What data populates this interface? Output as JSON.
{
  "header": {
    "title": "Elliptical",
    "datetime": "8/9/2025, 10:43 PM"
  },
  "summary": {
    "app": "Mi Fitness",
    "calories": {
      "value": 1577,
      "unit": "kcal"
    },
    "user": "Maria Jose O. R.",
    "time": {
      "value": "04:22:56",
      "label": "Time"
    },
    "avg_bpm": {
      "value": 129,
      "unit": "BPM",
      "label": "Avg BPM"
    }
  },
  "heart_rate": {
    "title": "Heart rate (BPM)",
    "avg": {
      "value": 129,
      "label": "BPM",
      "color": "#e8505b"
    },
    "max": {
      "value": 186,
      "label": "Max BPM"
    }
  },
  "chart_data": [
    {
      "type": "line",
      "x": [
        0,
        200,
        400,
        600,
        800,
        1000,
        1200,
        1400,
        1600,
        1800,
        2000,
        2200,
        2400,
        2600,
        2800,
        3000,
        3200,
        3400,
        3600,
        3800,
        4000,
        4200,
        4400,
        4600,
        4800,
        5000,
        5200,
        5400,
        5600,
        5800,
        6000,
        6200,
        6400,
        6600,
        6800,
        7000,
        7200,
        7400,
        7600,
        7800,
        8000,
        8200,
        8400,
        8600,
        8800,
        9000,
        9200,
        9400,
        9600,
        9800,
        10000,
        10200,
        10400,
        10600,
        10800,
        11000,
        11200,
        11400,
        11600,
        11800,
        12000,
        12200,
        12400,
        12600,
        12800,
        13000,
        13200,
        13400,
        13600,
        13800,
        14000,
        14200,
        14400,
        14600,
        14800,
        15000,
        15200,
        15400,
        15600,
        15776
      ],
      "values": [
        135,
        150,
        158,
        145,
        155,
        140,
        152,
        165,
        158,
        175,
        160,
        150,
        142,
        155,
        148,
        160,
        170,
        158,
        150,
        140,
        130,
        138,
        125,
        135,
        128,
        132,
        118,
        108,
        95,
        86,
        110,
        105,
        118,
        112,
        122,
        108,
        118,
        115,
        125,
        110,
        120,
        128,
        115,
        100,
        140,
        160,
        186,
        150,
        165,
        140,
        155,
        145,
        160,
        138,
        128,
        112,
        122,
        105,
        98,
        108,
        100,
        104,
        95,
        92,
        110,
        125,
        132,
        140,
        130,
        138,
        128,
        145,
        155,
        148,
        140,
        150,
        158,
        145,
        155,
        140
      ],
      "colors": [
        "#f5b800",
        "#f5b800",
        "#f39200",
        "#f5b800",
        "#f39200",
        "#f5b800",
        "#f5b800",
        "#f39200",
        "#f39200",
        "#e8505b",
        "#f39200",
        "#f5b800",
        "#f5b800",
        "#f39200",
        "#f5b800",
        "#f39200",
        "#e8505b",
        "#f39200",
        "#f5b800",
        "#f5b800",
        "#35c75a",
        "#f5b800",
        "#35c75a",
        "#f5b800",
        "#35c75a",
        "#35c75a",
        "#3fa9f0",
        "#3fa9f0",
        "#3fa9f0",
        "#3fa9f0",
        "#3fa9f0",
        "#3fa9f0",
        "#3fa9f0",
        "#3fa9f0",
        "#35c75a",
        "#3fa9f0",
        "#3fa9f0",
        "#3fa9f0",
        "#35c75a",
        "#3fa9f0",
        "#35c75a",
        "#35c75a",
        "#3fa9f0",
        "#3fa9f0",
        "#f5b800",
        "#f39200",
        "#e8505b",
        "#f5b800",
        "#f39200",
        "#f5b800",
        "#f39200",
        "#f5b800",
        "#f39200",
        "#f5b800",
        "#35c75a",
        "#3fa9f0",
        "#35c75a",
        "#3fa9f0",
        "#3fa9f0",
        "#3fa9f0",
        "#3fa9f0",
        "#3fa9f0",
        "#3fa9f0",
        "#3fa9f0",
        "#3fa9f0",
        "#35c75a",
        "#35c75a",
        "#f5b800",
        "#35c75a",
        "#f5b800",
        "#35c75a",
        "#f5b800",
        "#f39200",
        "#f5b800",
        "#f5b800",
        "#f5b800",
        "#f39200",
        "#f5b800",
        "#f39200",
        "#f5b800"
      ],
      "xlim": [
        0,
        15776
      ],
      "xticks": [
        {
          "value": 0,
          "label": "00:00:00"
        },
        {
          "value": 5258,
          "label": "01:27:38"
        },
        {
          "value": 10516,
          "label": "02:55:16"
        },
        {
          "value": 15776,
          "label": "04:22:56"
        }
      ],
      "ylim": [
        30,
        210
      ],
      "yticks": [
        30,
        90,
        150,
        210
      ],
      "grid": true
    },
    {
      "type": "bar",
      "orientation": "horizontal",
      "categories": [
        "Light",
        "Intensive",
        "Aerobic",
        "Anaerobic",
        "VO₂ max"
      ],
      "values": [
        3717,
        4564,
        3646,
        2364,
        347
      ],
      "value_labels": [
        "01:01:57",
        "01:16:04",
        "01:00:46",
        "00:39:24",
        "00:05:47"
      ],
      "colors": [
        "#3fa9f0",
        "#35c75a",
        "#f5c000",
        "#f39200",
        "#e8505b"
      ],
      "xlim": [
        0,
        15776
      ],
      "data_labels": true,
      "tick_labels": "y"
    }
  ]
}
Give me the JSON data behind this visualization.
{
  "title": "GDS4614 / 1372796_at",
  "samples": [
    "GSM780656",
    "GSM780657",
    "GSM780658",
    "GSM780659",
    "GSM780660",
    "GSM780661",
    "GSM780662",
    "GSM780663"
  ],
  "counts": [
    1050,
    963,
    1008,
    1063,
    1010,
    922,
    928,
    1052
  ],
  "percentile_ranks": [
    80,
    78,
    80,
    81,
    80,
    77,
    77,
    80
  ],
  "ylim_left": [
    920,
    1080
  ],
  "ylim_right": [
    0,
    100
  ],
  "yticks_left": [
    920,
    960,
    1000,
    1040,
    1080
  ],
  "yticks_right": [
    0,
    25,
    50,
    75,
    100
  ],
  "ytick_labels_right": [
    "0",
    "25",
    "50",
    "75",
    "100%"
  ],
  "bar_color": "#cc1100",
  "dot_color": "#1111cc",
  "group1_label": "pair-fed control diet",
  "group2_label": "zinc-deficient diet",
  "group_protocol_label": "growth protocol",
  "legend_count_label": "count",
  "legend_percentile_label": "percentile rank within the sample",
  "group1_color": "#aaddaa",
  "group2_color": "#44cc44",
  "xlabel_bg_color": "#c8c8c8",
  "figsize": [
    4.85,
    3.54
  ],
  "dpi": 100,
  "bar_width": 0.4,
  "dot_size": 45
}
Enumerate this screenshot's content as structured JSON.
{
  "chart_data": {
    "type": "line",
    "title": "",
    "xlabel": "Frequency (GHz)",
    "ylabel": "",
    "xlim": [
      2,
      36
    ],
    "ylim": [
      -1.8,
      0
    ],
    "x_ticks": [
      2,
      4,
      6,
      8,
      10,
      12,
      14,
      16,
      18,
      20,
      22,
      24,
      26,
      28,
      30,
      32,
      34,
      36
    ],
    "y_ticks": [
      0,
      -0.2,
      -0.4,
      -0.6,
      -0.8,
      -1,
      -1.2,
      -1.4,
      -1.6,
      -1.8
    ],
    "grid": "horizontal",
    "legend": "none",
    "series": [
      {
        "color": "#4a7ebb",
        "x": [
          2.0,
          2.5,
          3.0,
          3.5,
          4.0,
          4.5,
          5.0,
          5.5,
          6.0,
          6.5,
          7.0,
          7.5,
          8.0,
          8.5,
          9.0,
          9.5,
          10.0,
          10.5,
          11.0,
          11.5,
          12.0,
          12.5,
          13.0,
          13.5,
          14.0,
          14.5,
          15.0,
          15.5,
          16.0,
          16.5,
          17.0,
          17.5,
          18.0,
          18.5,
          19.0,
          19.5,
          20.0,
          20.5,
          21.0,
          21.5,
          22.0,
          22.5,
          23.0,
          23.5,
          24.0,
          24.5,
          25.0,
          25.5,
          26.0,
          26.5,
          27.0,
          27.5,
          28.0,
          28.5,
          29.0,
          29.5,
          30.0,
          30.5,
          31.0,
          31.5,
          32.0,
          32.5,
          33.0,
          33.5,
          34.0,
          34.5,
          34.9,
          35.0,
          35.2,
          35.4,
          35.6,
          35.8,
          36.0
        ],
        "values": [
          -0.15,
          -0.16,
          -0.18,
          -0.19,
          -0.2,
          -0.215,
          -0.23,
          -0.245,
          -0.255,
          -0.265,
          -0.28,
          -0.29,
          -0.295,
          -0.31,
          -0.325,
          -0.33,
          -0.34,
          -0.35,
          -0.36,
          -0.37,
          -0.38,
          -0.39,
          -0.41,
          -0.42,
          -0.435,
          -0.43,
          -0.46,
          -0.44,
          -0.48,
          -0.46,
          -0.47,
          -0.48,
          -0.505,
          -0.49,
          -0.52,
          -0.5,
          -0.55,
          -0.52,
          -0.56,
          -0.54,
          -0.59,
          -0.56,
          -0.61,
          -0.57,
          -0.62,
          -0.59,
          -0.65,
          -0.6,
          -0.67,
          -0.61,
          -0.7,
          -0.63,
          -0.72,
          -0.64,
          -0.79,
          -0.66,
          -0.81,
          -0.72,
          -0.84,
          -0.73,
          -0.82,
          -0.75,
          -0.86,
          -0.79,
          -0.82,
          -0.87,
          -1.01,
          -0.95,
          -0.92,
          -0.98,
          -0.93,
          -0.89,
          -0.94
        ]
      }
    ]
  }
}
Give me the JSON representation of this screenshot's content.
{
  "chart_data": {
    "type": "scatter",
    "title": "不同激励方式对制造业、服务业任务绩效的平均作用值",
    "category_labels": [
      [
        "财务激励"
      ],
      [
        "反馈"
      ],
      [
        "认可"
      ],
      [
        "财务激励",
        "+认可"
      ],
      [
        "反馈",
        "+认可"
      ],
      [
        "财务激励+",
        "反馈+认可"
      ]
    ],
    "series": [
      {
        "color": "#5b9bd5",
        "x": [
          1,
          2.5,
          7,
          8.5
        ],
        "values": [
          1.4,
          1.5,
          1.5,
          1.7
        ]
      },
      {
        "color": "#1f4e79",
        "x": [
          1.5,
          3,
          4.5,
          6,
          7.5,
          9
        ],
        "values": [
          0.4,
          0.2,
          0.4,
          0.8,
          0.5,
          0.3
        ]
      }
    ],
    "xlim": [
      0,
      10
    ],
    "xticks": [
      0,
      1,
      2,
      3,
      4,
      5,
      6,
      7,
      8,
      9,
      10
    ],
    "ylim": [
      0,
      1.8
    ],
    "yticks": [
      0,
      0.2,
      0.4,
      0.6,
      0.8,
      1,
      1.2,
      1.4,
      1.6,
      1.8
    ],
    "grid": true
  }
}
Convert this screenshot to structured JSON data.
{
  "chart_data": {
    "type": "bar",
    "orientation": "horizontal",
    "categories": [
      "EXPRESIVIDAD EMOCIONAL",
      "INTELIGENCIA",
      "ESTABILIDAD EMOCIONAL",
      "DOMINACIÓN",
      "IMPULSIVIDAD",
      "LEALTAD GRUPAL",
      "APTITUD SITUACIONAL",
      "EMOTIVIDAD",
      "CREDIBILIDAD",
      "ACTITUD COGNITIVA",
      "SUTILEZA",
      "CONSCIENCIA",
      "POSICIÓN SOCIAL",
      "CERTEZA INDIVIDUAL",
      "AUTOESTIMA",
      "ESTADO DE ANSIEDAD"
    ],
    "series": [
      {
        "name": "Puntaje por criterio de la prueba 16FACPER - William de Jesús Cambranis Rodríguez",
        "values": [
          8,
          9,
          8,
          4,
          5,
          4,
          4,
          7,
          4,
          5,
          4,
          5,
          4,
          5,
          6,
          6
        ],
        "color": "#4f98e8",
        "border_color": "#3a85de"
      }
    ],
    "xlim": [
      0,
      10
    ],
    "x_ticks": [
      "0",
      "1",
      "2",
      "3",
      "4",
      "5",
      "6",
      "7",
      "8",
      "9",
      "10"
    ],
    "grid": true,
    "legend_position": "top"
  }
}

*DIRECTIONS:* The lines to collect are those holding the string "type"; copy them all.

*RESPONSE FOR THIS EXERCISE:*
      "type": "line",
      "type": "bar",
    "type": "line",
    "type": "scatter",
    "type": "bar",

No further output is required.